[The exercise]: Search the listing below for the word "Version" and copy each line that holds it.

[Material for this exercise]:
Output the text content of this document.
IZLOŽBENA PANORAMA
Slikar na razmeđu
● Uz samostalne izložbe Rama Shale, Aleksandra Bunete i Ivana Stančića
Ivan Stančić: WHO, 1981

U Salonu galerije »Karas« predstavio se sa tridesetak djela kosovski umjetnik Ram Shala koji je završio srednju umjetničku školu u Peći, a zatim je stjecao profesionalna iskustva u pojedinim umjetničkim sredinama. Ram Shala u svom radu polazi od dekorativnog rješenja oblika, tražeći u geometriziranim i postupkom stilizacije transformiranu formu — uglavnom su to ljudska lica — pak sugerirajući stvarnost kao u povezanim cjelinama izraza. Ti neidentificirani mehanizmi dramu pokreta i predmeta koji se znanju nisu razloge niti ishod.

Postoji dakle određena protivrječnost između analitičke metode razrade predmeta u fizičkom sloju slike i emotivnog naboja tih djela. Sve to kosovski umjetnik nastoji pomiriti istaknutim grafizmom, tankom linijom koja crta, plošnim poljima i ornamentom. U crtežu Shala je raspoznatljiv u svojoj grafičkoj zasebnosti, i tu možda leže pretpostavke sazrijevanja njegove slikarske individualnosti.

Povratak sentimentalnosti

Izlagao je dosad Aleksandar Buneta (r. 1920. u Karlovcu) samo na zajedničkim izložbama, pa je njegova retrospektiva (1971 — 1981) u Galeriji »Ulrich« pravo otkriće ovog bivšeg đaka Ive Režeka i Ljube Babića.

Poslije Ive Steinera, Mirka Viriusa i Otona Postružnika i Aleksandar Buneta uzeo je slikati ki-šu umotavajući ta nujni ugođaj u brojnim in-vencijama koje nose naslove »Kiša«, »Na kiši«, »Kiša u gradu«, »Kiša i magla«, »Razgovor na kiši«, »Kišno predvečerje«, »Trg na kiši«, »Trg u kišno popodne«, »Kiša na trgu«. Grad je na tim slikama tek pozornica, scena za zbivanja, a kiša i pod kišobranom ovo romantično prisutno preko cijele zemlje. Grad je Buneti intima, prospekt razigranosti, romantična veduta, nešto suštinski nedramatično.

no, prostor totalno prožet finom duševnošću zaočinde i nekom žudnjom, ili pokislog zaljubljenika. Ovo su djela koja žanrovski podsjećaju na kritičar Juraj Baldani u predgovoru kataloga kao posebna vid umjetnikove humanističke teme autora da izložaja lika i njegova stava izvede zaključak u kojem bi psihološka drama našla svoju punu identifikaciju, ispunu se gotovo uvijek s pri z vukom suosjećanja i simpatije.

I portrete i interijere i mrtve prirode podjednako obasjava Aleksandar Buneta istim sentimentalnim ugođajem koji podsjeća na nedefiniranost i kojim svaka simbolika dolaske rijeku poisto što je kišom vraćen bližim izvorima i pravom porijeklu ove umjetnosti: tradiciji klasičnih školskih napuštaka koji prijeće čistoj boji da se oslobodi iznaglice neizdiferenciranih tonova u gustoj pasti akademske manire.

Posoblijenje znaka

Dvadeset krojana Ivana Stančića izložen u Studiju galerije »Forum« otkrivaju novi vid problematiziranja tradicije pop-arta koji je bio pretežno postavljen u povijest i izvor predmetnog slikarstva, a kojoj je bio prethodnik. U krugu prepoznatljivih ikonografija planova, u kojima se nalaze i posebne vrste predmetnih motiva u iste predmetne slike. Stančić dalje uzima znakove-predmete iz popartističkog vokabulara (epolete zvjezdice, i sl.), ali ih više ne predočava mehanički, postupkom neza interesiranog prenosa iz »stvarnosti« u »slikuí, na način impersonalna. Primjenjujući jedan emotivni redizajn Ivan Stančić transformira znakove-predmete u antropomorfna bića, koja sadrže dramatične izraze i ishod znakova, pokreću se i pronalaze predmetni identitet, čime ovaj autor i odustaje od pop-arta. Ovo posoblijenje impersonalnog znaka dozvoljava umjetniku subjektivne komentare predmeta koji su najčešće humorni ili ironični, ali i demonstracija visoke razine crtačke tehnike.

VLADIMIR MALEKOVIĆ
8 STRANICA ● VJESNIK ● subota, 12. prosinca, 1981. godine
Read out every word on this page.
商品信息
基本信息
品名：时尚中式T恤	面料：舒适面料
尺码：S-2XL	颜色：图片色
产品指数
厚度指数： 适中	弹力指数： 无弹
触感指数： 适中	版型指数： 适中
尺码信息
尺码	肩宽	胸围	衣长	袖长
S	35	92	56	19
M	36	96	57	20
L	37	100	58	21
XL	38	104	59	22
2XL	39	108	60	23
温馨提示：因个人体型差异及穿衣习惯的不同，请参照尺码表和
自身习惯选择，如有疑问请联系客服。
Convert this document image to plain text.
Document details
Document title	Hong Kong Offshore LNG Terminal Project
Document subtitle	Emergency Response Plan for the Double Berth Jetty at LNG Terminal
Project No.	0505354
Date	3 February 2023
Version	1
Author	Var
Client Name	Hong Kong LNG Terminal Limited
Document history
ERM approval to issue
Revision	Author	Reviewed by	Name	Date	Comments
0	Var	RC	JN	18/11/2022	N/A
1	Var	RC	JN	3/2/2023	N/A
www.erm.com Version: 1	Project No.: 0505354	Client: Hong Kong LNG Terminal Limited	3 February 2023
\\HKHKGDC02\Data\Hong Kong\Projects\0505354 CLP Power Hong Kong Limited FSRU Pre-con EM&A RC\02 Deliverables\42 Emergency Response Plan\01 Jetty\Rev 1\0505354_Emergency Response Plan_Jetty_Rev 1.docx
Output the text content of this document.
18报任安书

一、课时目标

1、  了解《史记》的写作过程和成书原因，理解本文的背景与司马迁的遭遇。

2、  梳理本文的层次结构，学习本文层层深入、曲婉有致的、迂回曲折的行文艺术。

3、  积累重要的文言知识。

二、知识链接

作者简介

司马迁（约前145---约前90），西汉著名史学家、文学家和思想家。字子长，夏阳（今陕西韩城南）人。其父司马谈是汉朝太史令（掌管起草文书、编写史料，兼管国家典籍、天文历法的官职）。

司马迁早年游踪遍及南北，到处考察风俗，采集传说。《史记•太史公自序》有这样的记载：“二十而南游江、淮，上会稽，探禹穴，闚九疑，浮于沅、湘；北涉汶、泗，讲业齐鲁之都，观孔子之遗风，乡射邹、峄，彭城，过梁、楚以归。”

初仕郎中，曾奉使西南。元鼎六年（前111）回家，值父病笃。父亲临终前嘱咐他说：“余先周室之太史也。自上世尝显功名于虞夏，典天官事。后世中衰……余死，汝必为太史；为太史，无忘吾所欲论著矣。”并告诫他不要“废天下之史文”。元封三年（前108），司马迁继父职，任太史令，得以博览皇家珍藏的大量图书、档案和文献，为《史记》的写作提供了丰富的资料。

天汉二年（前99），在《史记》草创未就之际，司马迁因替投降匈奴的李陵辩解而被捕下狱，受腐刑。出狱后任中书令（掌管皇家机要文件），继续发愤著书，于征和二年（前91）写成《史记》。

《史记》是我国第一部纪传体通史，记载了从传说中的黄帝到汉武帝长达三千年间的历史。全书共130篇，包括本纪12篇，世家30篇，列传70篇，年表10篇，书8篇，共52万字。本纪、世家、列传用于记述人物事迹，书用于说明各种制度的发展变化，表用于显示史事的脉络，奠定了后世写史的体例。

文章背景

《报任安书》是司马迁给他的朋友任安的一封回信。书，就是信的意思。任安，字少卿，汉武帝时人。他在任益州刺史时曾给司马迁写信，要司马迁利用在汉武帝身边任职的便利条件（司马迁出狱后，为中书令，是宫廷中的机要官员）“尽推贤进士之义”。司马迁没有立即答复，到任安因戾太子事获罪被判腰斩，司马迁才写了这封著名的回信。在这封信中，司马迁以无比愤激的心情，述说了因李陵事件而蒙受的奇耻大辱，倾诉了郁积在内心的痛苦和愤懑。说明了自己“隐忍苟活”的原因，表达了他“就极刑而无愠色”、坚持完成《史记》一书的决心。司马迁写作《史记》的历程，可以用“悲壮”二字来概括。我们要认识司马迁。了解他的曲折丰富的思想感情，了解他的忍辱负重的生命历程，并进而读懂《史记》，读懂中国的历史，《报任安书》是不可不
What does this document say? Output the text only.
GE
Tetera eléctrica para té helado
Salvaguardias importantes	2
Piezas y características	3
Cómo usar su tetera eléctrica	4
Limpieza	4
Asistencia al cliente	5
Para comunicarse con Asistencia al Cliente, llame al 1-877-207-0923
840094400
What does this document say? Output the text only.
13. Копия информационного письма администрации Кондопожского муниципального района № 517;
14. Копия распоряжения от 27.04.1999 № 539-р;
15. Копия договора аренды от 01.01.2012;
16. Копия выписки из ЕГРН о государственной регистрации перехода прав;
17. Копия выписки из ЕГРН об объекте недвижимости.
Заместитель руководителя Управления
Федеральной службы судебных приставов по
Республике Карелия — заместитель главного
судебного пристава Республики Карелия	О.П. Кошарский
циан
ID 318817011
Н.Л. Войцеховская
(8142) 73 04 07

[Result of this task]:
Version	1
www.erm.com Version: 1	Project No.: 0505354	Client: Hong Kong LNG Terminal Limited	3 February 2023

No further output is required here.